## STATED EXERCISE:
Express the listing's lines as a JSON list of strings, one string per line and blank lines omitted. Begin at the first line of the listing and stop after the line containing "532, 535, 546]".

## Element position data:
┄┄┄┄┄┄┄┄┄┄

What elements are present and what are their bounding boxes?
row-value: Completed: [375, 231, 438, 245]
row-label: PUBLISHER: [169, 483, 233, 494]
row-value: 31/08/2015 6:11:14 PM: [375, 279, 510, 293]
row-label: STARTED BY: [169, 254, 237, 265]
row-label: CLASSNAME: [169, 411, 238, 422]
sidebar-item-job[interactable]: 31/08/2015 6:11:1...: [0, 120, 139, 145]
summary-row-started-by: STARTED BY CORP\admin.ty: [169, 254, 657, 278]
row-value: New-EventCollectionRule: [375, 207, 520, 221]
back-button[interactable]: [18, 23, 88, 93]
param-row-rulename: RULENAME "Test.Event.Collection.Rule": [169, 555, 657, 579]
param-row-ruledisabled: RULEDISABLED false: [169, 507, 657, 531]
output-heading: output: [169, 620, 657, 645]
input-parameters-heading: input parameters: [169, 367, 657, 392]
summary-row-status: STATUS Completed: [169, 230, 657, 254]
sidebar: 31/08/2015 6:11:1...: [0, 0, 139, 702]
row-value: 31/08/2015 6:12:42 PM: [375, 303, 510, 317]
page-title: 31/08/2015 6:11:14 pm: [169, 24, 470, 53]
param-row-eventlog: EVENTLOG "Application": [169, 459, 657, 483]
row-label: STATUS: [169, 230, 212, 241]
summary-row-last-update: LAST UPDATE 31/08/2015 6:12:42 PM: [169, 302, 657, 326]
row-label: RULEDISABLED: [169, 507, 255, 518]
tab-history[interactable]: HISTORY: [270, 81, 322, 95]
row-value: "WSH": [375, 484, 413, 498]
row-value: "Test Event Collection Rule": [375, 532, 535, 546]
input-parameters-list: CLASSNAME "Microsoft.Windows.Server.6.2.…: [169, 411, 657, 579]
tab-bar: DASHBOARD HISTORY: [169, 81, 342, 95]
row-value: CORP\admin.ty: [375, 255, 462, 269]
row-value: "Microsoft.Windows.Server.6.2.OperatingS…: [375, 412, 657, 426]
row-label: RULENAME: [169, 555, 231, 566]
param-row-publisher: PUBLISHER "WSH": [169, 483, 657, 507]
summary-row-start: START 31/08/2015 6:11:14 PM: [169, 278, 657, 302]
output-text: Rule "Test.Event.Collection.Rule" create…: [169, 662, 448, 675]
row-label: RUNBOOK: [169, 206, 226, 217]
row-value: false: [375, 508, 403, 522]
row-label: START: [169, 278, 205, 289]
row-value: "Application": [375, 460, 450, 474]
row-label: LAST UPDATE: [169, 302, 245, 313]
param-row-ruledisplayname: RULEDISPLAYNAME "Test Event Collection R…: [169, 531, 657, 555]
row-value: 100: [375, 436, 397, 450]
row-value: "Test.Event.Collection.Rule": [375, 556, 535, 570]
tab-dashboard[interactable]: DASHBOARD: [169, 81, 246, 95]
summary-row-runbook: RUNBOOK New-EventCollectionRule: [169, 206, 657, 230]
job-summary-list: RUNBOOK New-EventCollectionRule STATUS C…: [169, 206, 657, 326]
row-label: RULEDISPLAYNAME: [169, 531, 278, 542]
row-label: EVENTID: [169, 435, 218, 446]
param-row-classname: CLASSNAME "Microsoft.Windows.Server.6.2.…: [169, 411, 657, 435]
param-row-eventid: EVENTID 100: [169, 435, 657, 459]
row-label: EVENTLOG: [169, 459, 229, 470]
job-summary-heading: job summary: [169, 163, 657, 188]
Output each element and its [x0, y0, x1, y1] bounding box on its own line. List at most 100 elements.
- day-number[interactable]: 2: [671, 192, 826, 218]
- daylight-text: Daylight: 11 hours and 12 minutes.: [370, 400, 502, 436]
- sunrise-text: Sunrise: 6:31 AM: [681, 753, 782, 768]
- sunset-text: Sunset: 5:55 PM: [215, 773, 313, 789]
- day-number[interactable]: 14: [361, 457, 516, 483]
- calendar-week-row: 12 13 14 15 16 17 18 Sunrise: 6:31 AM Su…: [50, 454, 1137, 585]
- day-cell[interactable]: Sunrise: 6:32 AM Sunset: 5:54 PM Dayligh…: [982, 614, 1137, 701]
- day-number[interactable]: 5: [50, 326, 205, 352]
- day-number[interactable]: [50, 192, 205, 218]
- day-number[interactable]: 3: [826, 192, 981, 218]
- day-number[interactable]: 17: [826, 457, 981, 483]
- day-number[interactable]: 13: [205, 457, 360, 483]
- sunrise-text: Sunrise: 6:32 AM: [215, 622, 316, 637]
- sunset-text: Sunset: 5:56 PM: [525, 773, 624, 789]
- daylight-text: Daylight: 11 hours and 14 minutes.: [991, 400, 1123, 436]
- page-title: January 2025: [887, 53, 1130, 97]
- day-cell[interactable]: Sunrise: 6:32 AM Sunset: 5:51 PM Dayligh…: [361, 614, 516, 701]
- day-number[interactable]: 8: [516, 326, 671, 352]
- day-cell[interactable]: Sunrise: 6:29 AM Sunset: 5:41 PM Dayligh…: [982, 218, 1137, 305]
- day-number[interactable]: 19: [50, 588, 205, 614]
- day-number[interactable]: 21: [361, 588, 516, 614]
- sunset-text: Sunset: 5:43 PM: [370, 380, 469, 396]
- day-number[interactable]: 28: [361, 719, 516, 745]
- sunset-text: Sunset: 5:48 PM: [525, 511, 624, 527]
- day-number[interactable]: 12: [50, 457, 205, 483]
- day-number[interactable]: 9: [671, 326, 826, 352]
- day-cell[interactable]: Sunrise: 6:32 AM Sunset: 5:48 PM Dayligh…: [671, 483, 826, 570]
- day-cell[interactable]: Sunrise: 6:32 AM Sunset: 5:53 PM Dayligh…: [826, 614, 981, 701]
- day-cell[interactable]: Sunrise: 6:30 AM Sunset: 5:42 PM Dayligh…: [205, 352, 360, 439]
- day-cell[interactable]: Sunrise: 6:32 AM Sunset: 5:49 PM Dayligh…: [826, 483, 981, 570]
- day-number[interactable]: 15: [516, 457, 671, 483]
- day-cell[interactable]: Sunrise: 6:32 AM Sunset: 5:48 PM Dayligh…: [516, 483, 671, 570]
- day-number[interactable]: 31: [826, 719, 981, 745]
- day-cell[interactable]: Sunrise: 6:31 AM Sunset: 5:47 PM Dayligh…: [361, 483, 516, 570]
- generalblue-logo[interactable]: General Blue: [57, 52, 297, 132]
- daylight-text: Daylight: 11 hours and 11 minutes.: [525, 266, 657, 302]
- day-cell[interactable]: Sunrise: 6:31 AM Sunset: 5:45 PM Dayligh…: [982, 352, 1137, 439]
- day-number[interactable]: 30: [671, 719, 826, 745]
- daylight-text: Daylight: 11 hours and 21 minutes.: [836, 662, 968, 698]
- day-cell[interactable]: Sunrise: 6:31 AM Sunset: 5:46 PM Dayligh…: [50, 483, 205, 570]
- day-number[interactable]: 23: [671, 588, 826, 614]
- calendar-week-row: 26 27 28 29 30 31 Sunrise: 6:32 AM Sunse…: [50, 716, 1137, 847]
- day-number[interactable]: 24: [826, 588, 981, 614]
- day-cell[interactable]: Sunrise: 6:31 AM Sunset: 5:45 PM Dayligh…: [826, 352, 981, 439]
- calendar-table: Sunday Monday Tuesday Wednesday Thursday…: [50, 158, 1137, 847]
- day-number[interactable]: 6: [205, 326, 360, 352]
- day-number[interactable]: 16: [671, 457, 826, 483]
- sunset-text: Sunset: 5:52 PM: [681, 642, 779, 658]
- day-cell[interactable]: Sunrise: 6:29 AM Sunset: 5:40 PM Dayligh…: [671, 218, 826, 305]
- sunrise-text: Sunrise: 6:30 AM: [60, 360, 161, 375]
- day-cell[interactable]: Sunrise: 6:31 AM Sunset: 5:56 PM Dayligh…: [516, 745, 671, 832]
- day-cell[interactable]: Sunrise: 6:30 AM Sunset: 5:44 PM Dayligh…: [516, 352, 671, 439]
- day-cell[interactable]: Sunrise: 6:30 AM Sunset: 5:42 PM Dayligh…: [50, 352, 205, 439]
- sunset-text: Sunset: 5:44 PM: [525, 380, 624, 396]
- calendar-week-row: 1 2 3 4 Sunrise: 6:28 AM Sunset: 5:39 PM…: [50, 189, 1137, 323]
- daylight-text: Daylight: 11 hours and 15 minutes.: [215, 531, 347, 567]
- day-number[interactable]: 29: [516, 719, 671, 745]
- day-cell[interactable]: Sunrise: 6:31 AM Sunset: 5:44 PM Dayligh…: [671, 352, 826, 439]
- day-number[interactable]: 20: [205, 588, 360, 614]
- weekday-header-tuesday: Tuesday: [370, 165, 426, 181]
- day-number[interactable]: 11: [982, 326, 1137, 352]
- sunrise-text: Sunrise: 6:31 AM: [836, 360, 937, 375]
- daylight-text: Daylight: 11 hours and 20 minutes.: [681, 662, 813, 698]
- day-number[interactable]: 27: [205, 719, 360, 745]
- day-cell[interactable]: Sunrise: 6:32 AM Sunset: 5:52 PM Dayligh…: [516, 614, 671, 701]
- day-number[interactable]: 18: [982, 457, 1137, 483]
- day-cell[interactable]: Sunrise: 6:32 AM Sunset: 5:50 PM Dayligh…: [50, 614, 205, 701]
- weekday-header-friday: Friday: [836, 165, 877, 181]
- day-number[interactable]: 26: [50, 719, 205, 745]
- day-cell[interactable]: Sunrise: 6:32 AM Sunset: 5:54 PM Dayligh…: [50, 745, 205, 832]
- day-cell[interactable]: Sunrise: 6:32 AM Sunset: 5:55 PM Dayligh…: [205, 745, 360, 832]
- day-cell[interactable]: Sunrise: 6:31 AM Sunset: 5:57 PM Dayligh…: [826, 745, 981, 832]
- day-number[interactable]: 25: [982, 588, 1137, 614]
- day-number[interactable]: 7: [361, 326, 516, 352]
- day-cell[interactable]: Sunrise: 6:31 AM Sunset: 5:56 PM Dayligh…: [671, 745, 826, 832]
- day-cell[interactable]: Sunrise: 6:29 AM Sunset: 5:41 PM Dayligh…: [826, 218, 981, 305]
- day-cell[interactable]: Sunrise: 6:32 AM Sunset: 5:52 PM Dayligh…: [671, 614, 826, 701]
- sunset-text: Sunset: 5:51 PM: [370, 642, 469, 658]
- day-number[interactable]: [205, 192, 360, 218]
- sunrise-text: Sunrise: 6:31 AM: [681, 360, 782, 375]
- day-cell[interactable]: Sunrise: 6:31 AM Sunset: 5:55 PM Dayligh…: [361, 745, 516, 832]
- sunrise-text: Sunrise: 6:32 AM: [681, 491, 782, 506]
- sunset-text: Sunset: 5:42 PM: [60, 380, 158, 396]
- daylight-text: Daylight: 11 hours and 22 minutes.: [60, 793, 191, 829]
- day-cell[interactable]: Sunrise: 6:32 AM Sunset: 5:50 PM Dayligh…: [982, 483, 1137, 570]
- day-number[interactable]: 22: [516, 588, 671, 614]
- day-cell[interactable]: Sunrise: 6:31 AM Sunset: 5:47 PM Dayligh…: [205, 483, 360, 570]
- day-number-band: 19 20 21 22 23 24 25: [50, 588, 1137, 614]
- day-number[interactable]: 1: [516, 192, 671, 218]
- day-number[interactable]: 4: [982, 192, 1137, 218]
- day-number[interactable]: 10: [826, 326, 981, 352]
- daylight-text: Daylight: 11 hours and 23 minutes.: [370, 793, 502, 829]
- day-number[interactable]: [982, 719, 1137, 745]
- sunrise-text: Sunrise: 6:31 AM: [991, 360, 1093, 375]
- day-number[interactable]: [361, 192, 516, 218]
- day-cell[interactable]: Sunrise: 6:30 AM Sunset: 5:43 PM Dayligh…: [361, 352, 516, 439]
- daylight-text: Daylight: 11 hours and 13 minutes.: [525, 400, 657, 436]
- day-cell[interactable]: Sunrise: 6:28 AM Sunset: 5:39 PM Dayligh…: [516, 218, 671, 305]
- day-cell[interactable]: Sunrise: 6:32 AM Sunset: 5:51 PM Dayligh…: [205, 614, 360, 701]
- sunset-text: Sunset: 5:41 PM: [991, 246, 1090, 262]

┄┄┄┄┄┄┄┄┄┄

## OUTPUT FOR THIS EXERCISE:
[
  "What elements are present and what are their bounding boxes?",
  "row-value: Completed: [375, 231, 438, 245]",
  "row-label: PUBLISHER: [169, 483, 233, 494]",
  "row-value: 31/08/2015 6:11:14 PM: [375, 279, 510, 293]",
  "row-label: STARTED BY: [169, 254, 237, 265]",
  "row-label: CLASSNAME: [169, 411, 238, 422]",
  "sidebar-item-job[interactable]: 31/08/2015 6:11:1...: [0, 120, 139, 145]",
  "summary-row-started-by: STARTED BY CORP\\admin.ty: [169, 254, 657, 278]",
  "row-value: New-EventCollectionRule: [375, 207, 520, 221]",
  "back-button[interactable]: [18, 23, 88, 93]",
  "param-row-rulename: RULENAME \"Test.Event.Collection.Rule\": [169, 555, 657, 579]",
  "param-row-ruledisabled: RULEDISABLED false: [169, 507, 657, 531]",
  "output-heading: output: [169, 620, 657, 645]",
  "input-parameters-heading: input parameters: [169, 367, 657, 392]",
  "summary-row-status: STATUS Completed: [169, 230, 657, 254]",
  "sidebar: 31/08/2015 6:11:1...: [0, 0, 139, 702]",
  "row-value: 31/08/2015 6:12:42 PM: [375, 303, 510, 317]",
  "page-title: 31/08/2015 6:11:14 pm: [169, 24, 470, 53]",
  "param-row-eventlog: EVENTLOG \"Application\": [169, 459, 657, 483]",
  "row-label: STATUS: [169, 230, 212, 241]",
  "summary-row-last-update: LAST UPDATE 31/08/2015 6:12:42 PM: [169, 302, 657, 326]",
  "row-label: RULEDISABLED: [169, 507, 255, 518]",
  "tab-history[interactable]: HISTORY: [270, 81, 322, 95]",
  "row-value: \"WSH\": [375, 484, 413, 498]",
  "row-value: \"Test Event Collection Rule\": [375, 532, 535, 546]"
]